___ Given information ___

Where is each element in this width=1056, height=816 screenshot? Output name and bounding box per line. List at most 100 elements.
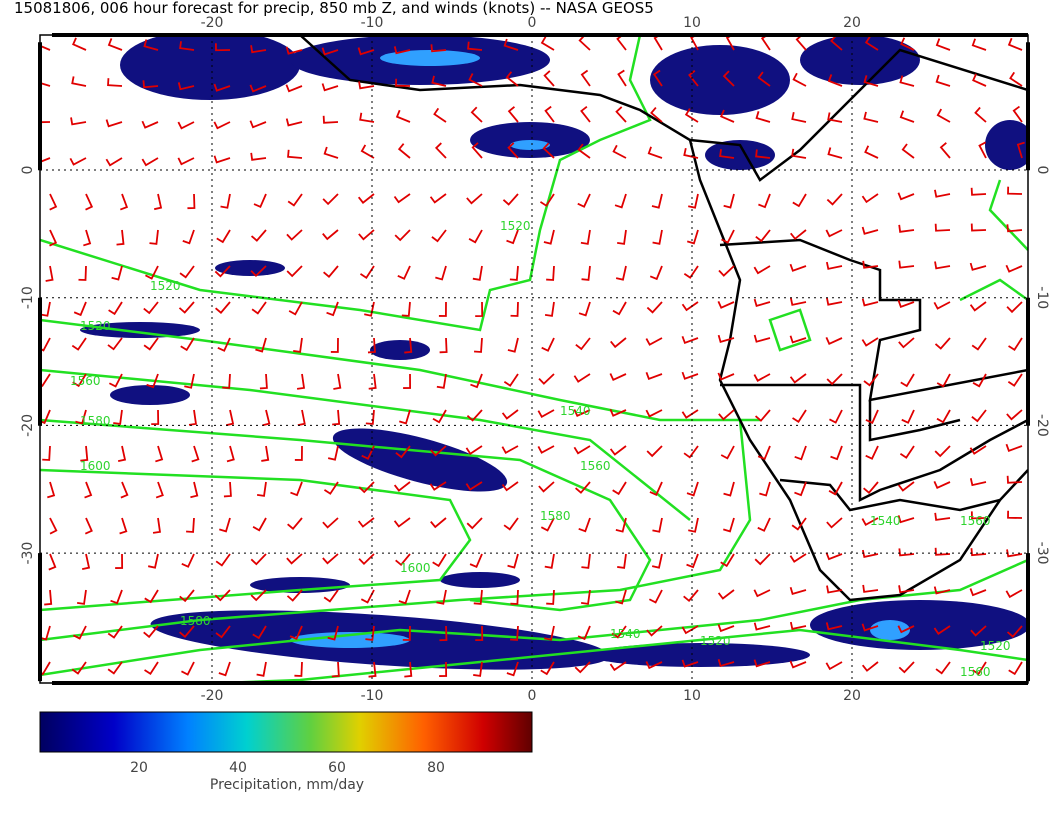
wind-barb <box>507 337 519 353</box>
wind-barb <box>404 661 413 678</box>
wind-barb <box>753 298 771 308</box>
wind-barb <box>615 517 627 533</box>
wind-barb <box>573 373 591 383</box>
wind-barb <box>393 193 411 204</box>
wind-barb <box>393 46 411 55</box>
wind-barb <box>107 78 123 87</box>
wind-barb <box>933 301 951 310</box>
wind-barb <box>934 337 951 350</box>
wind-barb <box>972 73 987 87</box>
wind-barb <box>647 146 663 159</box>
wind-barb <box>322 553 339 565</box>
wind-barb <box>934 445 951 458</box>
wind-barb <box>826 297 843 306</box>
wind-barb <box>899 110 915 123</box>
wind-barb <box>1007 37 1023 51</box>
wind-barb <box>49 229 58 247</box>
wind-barb <box>688 69 699 87</box>
wind-barb <box>472 265 483 281</box>
wind-barb <box>934 261 951 270</box>
wind-barb <box>467 41 483 51</box>
wind-barb <box>143 625 159 639</box>
contour-label: 1560 <box>70 374 101 388</box>
wind-barb <box>541 337 555 352</box>
wind-barb <box>753 265 771 275</box>
wind-barb <box>218 661 231 677</box>
wind-barb <box>649 265 663 281</box>
wind-barb <box>681 336 699 345</box>
wind-barb <box>145 265 159 280</box>
lat-label-left: 0 <box>20 166 36 175</box>
wind-barb <box>322 115 339 124</box>
wind-barb <box>861 623 879 632</box>
wind-barb <box>614 193 627 209</box>
coastline <box>299 35 1028 602</box>
wind-barb <box>223 481 232 498</box>
wind-barb <box>615 106 627 123</box>
lat-label-left: -30 <box>20 542 36 565</box>
wind-barb <box>510 589 519 605</box>
wind-barb <box>321 47 339 56</box>
wind-barb <box>723 193 735 209</box>
wind-barb <box>293 337 303 353</box>
wind-barb <box>825 552 843 561</box>
wind-barb <box>285 118 303 127</box>
contour-label: 1580 <box>180 614 211 628</box>
wind-barb <box>439 337 448 354</box>
wind-barb <box>358 229 375 241</box>
wind-barb <box>364 301 375 317</box>
wind-barb <box>249 120 267 129</box>
wind-barb <box>795 35 807 51</box>
wind-barb <box>367 337 376 354</box>
wind-barb <box>143 39 159 51</box>
wind-barb <box>394 229 411 242</box>
wind-barb <box>755 409 771 422</box>
wind-barb <box>215 301 231 314</box>
wind-barb <box>473 661 483 677</box>
wind-barb <box>825 661 843 671</box>
wind-barb <box>580 589 591 605</box>
wind-barb <box>651 193 663 209</box>
wind-barb <box>789 297 807 306</box>
wind-barb <box>865 409 879 424</box>
wind-barb <box>503 517 519 531</box>
wind-barb <box>365 409 375 425</box>
wind-barb <box>466 193 483 205</box>
wind-barb <box>546 589 555 605</box>
wind-barb <box>286 229 303 241</box>
wind-barb <box>501 481 519 492</box>
wind-barb <box>503 373 519 387</box>
wind-barb <box>539 193 555 207</box>
wind-barb <box>155 481 164 499</box>
wind-barb <box>609 373 627 382</box>
wind-barb <box>285 46 303 55</box>
wind-barb <box>754 553 771 566</box>
wind-barb <box>399 409 411 425</box>
wind-barb <box>645 661 663 670</box>
wind-barb <box>322 193 339 206</box>
wind-barb <box>294 661 303 677</box>
wind-barb <box>40 121 51 124</box>
wind-barb <box>970 223 987 232</box>
wind-barb <box>73 301 87 317</box>
wind-barb <box>827 74 843 87</box>
wind-barb <box>825 622 843 631</box>
wind-barb <box>829 409 843 424</box>
wind-barb <box>645 337 663 346</box>
wind-barb <box>684 108 699 123</box>
contour-label: 1520 <box>980 639 1011 653</box>
wind-barb <box>789 586 807 596</box>
wind-barb <box>468 229 483 244</box>
contour-label: 1560 <box>960 514 991 528</box>
wind-barb <box>758 193 771 209</box>
lon-label-top: -20 <box>201 15 224 31</box>
wind-barb <box>717 589 735 600</box>
wind-barb <box>939 142 951 159</box>
wind-barb <box>287 517 303 531</box>
wind-barb <box>473 589 483 605</box>
wind-barb <box>649 481 663 496</box>
wind-barb <box>609 408 627 417</box>
wind-barb <box>436 589 447 605</box>
wind-barb <box>393 517 411 528</box>
wind-barb <box>395 445 411 459</box>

___

--- Task prompt ---
Rewrite every line of the items above as a numbered list. Skip any blank lines, and leave the pictures out.

--- The reply ---
1. Where is each element in this width=1056, height=816 screenshot? Output name and bounding box per line. List at most 100 elements.
2. wind-barb <box>507 337 519 353</box>
3. wind-barb <box>404 661 413 678</box>
4. wind-barb <box>753 298 771 308</box>
5. wind-barb <box>615 517 627 533</box>
6. wind-barb <box>573 373 591 383</box>
7. wind-barb <box>393 193 411 204</box>
8. wind-barb <box>393 46 411 55</box>
9. wind-barb <box>107 78 123 87</box>
10. wind-barb <box>933 301 951 310</box>
11. wind-barb <box>934 337 951 350</box>
12. wind-barb <box>972 73 987 87</box>
13. wind-barb <box>647 146 663 159</box>
14. wind-barb <box>322 553 339 565</box>
15. wind-barb <box>934 445 951 458</box>
16. wind-barb <box>826 297 843 306</box>
17. wind-barb <box>899 110 915 123</box>
18. wind-barb <box>1007 37 1023 51</box>
19. wind-barb <box>49 229 58 247</box>
20. wind-barb <box>688 69 699 87</box>
21. wind-barb <box>472 265 483 281</box>
22. wind-barb <box>934 261 951 270</box>
23. wind-barb <box>467 41 483 51</box>
24. wind-barb <box>143 625 159 639</box>
25. contour-label: 1560 <box>70 374 101 388</box>
26. wind-barb <box>541 337 555 352</box>
27. wind-barb <box>753 265 771 275</box>
28. wind-barb <box>218 661 231 677</box>
29. wind-barb <box>649 265 663 281</box>
30. wind-barb <box>681 336 699 345</box>
31. wind-barb <box>145 265 159 280</box>
32. lat-label-left: 0 <box>20 166 36 175</box>
33. wind-barb <box>322 115 339 124</box>
34. wind-barb <box>861 623 879 632</box>
35. wind-barb <box>614 193 627 209</box>
36. coastline <box>299 35 1028 602</box>
37. wind-barb <box>223 481 232 498</box>
38. wind-barb <box>615 106 627 123</box>
39. lat-label-left: -30 <box>20 542 36 565</box>
40. wind-barb <box>510 589 519 605</box>
41. wind-barb <box>321 47 339 56</box>
42. wind-barb <box>723 193 735 209</box>
43. wind-barb <box>293 337 303 353</box>
44. wind-barb <box>825 552 843 561</box>
45. wind-barb <box>285 118 303 127</box>
46. contour-label: 1580 <box>180 614 211 628</box>
47. wind-barb <box>439 337 448 354</box>
48. wind-barb <box>358 229 375 241</box>
49. wind-barb <box>364 301 375 317</box>
50. wind-barb <box>249 120 267 129</box>
51. wind-barb <box>795 35 807 51</box>
52. wind-barb <box>367 337 376 354</box>
53. wind-barb <box>143 39 159 51</box>
54. wind-barb <box>394 229 411 242</box>
55. wind-barb <box>755 409 771 422</box>
56. wind-barb <box>215 301 231 314</box>
57. wind-barb <box>473 661 483 677</box>
58. wind-barb <box>825 661 843 671</box>
59. wind-barb <box>580 589 591 605</box>
60. wind-barb <box>651 193 663 209</box>
61. wind-barb <box>789 297 807 306</box>
62. wind-barb <box>865 409 879 424</box>
63. wind-barb <box>503 517 519 531</box>
64. wind-barb <box>365 409 375 425</box>
65. wind-barb <box>466 193 483 205</box>
66. wind-barb <box>546 589 555 605</box>
67. wind-barb <box>286 229 303 241</box>
68. wind-barb <box>501 481 519 492</box>
69. wind-barb <box>503 373 519 387</box>
70. wind-barb <box>539 193 555 207</box>
71. wind-barb <box>155 481 164 499</box>
72. wind-barb <box>609 373 627 382</box>
73. wind-barb <box>285 46 303 55</box>
74. wind-barb <box>754 553 771 566</box>
75. wind-barb <box>399 409 411 425</box>
76. wind-barb <box>645 661 663 670</box>
77. wind-barb <box>322 193 339 206</box>
78. wind-barb <box>294 661 303 677</box>
79. wind-barb <box>40 121 51 124</box>
80. wind-barb <box>970 223 987 232</box>
81. wind-barb <box>73 301 87 317</box>
82. wind-barb <box>827 74 843 87</box>
83. wind-barb <box>825 622 843 631</box>
84. wind-barb <box>829 409 843 424</box>
85. wind-barb <box>645 337 663 346</box>
86. wind-barb <box>684 108 699 123</box>
87. contour-label: 1520 <box>980 639 1011 653</box>
88. wind-barb <box>789 586 807 596</box>
89. wind-barb <box>468 229 483 244</box>
90. contour-label: 1560 <box>960 514 991 528</box>
91. wind-barb <box>758 193 771 209</box>
92. lon-label-top: -20 <box>201 15 224 31</box>
93. wind-barb <box>717 589 735 600</box>
94. wind-barb <box>939 142 951 159</box>
95. wind-barb <box>287 517 303 531</box>
96. wind-barb <box>473 589 483 605</box>
97. wind-barb <box>649 481 663 496</box>
98. wind-barb <box>609 408 627 417</box>
99. wind-barb <box>436 589 447 605</box>
100. wind-barb <box>393 517 411 528</box>
101. wind-barb <box>395 445 411 459</box>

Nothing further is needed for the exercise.